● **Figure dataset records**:
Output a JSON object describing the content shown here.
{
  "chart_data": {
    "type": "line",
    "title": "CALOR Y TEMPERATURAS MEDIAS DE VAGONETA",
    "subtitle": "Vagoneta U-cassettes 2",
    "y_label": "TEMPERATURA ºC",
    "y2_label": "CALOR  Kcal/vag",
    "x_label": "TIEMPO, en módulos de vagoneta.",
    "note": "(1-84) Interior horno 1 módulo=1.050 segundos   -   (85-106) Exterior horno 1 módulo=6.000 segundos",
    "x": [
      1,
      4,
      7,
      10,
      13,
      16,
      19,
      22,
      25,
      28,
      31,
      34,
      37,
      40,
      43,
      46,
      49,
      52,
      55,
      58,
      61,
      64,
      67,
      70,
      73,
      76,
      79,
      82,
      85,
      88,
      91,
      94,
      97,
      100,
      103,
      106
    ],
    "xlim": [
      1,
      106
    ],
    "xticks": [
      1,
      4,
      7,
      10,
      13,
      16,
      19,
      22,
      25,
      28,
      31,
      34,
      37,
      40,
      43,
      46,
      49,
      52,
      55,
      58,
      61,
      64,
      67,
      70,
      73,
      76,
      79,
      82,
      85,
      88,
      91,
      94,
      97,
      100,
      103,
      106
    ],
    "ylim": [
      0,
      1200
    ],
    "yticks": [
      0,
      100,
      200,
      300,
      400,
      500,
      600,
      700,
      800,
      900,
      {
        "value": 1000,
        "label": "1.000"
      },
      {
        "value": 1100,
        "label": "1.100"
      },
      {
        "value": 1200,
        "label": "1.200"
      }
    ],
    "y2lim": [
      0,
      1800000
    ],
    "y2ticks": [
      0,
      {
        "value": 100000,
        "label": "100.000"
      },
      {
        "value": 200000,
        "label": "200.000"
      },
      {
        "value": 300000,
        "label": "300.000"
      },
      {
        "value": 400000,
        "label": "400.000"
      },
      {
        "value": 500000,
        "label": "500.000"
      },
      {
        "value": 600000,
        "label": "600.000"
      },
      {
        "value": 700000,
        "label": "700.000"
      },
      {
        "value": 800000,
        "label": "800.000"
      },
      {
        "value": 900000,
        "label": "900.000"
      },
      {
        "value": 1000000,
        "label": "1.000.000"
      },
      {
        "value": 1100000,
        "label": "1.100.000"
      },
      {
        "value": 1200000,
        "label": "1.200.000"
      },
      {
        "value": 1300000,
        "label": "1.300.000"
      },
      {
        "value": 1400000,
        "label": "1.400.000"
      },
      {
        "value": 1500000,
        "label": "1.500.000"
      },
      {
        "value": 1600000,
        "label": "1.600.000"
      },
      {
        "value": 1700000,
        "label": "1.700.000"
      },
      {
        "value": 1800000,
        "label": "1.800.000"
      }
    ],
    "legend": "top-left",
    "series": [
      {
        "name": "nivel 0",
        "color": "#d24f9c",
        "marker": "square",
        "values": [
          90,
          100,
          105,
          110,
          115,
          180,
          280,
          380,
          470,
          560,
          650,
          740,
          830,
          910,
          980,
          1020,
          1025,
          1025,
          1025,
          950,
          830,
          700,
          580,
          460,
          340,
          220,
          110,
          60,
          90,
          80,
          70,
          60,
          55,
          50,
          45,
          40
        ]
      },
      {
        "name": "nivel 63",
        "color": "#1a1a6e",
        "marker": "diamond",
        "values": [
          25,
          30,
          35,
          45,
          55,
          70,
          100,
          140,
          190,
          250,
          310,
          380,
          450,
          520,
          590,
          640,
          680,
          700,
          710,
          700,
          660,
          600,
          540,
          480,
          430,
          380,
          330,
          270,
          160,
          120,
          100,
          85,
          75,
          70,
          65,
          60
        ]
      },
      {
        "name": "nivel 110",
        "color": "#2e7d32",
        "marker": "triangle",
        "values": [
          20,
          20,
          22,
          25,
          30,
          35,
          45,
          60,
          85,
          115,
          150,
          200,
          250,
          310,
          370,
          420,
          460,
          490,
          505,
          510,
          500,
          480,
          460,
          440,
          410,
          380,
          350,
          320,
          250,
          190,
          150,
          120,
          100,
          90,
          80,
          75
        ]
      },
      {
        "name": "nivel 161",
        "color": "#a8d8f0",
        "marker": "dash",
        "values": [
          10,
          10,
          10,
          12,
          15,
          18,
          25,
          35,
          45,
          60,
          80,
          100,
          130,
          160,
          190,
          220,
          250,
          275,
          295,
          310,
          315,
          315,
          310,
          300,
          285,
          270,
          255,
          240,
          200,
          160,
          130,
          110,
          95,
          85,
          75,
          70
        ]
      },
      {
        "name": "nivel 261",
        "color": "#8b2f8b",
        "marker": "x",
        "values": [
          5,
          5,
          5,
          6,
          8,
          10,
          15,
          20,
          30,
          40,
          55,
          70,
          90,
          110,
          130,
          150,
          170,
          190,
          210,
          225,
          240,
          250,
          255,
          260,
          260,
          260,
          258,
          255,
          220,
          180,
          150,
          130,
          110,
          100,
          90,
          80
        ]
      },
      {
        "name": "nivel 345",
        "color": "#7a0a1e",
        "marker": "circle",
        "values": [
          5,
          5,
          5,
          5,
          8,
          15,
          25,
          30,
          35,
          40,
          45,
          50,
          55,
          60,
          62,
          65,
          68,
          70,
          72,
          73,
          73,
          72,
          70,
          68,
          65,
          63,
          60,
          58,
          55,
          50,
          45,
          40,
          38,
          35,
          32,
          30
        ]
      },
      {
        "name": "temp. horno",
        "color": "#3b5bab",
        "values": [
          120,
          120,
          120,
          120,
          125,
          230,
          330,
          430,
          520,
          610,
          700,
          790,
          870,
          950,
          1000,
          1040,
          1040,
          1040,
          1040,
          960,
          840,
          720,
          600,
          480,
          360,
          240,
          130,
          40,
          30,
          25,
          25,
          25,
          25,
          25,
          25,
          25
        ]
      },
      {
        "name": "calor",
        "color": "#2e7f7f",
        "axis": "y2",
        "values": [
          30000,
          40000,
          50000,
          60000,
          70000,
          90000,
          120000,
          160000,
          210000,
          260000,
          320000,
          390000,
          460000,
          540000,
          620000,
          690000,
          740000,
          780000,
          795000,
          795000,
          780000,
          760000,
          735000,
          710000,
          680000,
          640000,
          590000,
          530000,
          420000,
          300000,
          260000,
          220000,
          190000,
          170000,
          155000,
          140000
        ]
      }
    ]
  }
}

● **Exercise objective**:
List every line above containing the word "color".

● **Task response**:
        "color": "#d24f9c",
        "color": "#1a1a6e",
        "color": "#2e7d32",
        "color": "#a8d8f0",
        "color": "#8b2f8b",
        "color": "#7a0a1e",
        "color": "#3b5bab",
        "color": "#2e7f7f",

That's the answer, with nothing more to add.